**Brief:** Pull each line containing "have" out of the data and copy it.

-- Begin Stored data --

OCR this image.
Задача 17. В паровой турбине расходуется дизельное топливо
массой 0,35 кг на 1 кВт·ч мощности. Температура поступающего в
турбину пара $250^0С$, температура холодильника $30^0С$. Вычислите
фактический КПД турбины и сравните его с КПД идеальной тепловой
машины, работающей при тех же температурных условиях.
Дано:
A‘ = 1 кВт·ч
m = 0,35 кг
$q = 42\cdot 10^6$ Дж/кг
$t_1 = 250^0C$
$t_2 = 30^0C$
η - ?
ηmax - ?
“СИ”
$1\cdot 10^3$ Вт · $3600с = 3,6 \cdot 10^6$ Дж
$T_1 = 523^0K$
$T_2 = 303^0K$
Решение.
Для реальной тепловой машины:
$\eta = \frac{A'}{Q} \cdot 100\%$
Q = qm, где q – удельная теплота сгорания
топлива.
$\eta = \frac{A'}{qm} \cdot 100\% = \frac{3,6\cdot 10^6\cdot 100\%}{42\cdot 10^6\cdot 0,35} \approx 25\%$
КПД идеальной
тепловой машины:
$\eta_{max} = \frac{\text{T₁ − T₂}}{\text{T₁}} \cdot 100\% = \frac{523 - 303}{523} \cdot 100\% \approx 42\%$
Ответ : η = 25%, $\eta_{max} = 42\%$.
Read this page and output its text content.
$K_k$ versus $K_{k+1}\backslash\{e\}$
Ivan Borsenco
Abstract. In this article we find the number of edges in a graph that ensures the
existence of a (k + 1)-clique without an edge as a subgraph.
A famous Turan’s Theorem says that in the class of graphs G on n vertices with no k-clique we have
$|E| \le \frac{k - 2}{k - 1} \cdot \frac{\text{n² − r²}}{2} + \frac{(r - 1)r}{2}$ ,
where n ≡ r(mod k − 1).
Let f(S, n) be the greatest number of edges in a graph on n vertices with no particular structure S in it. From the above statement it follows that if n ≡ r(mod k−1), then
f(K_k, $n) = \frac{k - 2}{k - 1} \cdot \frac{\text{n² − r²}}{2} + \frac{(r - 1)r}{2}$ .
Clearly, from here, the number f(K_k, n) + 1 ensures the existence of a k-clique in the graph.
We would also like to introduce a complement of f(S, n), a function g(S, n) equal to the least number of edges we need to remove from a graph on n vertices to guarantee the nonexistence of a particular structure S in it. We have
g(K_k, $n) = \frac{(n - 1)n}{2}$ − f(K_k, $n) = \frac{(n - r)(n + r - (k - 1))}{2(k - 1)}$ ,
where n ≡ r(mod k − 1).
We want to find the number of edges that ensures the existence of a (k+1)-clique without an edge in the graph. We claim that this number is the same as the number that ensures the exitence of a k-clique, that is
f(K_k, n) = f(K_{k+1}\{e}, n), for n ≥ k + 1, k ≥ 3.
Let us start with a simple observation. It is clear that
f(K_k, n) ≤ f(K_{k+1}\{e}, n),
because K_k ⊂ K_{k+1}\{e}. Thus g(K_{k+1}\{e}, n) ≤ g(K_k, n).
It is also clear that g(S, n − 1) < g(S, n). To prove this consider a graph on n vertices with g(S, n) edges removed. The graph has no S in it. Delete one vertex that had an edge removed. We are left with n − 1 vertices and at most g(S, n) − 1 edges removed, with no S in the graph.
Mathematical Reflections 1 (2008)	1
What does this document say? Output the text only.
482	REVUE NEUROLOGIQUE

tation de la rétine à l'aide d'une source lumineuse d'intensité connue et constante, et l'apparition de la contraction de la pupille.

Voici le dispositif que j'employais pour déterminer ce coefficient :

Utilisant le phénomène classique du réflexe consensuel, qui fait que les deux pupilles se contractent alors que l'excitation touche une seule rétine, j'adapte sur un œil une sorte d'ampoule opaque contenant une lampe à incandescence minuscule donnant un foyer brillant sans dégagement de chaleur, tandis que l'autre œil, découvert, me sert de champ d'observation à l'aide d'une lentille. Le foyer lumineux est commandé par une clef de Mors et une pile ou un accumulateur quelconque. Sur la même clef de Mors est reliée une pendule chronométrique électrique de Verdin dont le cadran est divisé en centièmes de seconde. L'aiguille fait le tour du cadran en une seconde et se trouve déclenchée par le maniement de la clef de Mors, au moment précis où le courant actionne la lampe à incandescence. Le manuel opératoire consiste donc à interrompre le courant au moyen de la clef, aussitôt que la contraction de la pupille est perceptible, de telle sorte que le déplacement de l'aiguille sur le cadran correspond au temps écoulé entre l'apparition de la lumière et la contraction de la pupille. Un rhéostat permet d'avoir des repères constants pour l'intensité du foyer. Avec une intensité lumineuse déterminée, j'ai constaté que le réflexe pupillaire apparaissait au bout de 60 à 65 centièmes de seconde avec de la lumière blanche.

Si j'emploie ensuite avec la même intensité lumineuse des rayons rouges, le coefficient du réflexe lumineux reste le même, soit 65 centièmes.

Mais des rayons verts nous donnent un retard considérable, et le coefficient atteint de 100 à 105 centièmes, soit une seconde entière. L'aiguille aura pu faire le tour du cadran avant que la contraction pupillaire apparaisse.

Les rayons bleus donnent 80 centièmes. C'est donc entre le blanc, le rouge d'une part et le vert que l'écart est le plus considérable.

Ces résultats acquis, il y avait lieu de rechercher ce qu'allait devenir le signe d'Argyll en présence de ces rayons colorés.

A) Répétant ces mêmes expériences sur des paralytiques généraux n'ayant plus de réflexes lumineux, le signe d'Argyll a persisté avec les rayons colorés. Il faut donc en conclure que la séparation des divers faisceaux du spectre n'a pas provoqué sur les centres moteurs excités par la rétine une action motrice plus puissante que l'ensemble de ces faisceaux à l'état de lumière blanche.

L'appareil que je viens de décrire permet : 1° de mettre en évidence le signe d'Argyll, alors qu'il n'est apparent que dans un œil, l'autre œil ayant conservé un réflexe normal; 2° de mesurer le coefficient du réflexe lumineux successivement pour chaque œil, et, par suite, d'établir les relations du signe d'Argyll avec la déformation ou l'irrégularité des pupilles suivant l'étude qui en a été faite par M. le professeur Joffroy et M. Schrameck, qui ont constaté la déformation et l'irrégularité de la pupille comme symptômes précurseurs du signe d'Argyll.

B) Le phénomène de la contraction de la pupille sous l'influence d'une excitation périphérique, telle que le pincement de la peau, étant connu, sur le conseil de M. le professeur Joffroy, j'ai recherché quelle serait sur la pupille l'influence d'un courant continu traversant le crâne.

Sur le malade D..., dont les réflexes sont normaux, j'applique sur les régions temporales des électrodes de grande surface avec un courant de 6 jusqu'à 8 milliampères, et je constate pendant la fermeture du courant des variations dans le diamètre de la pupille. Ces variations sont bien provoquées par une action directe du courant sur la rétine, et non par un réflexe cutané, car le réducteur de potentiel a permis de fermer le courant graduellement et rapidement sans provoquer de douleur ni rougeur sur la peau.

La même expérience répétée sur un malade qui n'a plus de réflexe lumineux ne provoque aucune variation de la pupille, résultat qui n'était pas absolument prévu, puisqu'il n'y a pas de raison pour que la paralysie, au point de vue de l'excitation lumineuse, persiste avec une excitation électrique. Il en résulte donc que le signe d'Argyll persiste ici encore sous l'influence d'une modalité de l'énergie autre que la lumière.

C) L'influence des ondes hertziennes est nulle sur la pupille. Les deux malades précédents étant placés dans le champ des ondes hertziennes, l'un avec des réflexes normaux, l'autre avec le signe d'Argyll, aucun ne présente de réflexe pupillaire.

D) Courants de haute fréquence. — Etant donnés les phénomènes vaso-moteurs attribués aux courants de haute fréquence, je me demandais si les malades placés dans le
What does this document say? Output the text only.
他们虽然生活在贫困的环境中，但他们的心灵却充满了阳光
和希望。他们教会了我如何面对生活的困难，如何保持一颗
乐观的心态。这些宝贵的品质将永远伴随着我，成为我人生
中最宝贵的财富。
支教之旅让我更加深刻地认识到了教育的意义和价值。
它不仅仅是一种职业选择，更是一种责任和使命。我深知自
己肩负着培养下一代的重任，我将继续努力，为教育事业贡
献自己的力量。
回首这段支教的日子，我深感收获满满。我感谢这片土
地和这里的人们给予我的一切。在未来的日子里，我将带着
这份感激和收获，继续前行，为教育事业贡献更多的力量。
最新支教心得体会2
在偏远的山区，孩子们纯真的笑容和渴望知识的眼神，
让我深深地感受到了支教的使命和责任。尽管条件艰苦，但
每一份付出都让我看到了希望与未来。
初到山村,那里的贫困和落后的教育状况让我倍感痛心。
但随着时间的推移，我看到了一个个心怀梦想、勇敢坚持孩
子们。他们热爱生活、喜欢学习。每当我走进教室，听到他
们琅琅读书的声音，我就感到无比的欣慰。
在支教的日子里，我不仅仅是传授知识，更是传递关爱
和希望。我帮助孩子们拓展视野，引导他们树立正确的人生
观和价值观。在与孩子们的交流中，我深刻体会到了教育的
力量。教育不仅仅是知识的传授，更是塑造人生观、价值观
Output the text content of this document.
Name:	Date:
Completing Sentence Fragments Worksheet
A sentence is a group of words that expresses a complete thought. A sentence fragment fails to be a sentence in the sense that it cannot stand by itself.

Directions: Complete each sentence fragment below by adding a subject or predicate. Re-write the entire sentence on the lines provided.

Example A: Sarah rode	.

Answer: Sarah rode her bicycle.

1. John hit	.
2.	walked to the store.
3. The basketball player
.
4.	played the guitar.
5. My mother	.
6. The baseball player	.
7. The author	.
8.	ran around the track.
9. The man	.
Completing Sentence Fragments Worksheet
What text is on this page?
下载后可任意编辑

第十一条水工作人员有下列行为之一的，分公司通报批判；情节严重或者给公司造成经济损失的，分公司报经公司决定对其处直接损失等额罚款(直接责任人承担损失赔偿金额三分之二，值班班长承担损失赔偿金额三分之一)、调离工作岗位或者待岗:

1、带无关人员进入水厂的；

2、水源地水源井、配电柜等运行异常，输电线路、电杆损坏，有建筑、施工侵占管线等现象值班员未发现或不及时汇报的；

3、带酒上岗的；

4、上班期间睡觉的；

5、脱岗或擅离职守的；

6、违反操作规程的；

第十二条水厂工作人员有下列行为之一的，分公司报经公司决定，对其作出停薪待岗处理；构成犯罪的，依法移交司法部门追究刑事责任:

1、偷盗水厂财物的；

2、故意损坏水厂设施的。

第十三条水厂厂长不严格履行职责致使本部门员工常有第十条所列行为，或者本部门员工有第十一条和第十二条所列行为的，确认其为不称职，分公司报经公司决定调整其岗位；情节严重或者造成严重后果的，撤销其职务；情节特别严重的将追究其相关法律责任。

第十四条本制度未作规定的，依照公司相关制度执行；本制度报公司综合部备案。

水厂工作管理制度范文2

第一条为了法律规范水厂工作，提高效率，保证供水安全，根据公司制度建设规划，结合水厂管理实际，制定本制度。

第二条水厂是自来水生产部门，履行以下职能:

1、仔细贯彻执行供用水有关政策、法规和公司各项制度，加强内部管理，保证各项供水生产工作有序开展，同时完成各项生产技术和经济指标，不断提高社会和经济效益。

-- End Stored data --

**Correct output:**
A famous Turan’s Theorem says that in the class of graphs G on n vertices with no k-clique we have
We would also like to introduce a complement of f(S, n), a function g(S, n) equal to the least number of edges we need to remove from a graph on n vertices to guarantee the nonexistence of a particular structure S in it. We have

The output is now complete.